* Job:
Every entry needs to be reproduced exactly.

* Records supplied:

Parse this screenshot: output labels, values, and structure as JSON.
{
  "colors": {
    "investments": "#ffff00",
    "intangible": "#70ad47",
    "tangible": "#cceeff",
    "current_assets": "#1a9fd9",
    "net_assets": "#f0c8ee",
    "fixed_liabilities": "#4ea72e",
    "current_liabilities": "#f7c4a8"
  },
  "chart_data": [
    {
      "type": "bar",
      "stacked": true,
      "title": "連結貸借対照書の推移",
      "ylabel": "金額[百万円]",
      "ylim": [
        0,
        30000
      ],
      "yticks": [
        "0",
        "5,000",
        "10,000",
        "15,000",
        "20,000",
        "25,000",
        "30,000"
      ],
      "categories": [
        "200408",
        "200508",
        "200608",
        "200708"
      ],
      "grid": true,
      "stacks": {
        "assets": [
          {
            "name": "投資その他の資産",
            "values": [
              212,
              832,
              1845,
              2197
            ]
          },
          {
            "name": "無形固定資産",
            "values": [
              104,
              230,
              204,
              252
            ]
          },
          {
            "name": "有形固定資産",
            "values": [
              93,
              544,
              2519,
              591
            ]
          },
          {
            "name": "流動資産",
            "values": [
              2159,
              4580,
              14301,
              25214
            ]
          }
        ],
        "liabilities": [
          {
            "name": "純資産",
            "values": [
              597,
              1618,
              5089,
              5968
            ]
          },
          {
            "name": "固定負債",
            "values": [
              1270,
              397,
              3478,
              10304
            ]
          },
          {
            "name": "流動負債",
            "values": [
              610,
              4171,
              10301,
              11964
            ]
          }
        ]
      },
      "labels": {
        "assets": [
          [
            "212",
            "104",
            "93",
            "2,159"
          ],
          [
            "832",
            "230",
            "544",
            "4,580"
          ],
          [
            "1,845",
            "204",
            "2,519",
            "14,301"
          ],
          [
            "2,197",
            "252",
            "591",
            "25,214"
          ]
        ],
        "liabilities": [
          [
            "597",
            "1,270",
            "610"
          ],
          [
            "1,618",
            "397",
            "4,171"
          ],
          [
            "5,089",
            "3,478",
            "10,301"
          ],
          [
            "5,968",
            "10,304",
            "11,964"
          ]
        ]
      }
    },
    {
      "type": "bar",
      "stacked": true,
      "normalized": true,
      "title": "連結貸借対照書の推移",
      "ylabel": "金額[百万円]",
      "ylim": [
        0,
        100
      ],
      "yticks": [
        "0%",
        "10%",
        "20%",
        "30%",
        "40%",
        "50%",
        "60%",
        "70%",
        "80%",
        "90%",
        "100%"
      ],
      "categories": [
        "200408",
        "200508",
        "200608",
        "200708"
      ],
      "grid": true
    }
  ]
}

* The completed task:
Parse this screenshot: output labels, values, and structure as JSON.
{
  "colors": {
    "investments": "#ffff00",
    "intangible": "#70ad47",
    "tangible": "#cceeff",
    "current_assets": "#1a9fd9",
    "net_assets": "#f0c8ee",
    "fixed_liabilities": "#4ea72e",
    "current_liabilities": "#f7c4a8"
  },
  "chart_data": [
    {
      "type": "bar",
      "stacked": true,
      "title": "連結貸借対照書の推移",
      "ylabel": "金額[百万円]",
      "ylim": [
        0,
        30000
      ],
      "yticks": [
        "0",
        "5,000",
        "10,000",
        "15,000",
        "20,000",
        "25,000",
        "30,000"
      ],
      "categories": [
        "200408",
        "200508",
        "200608",
        "200708"
      ],
      "grid": true,
      "stacks": {
        "assets": [
          {
            "name": "投資その他の資産",
            "values": [
              212,
              832,
              1845,
              2197
            ]
          },
          {
            "name": "無形固定資産",
            "values": [
              104,
              230,
              204,
              252
            ]
          },
          {
            "name": "有形固定資産",
            "values": [
              93,
              544,
              2519,
              591
            ]
          },
          {
            "name": "流動資産",
            "values": [
              2159,
              4580,
              14301,
              25214
            ]
          }
        ],
        "liabilities": [
          {
            "name": "純資産",
            "values": [
              597,
              1618,
              5089,
              5968
            ]
          },
          {
            "name": "固定負債",
            "values": [
              1270,
              397,
              3478,
              10304
            ]
          },
          {
            "name": "流動負債",
            "values": [
              610,
              4171,
              10301,
              11964
            ]
          }
        ]
      },
      "labels": {
        "assets": [
          [
            "212",
            "104",
            "93",
            "2,159"
          ],
          [
            "832",
            "230",
            "544",
            "4,580"
          ],
          [
            "1,845",
            "204",
            "2,519",
            "14,301"
          ],
          [
            "2,197",
            "252",
            "591",
            "25,214"
          ]
        ],
        "liabilities": [
          [
            "597",
            "1,270",
            "610"
          ],
          [
            "1,618",
            "397",
            "4,171"
          ],
          [
            "5,089",
            "3,478",
            "10,301"
          ],
          [
            "5,968",
            "10,304",
            "11,964"
          ]
        ]
      }
    },
    {
      "type": "bar",
      "stacked": true,
      "normalized": true,
      "title": "連結貸借対照書の推移",
      "ylabel": "金額[百万円]",
      "ylim": [
        0,
        100
      ],
      "yticks": [
        "0%",
        "10%",
        "20%",
        "30%",
        "40%",
        "50%",
        "60%",
        "70%",
        "80%",
        "90%",
        "100%"
      ],
      "categories": [
        "200408",
        "200508",
        "200608",
        "200708"
      ],
      "grid": true
    }
  ]
}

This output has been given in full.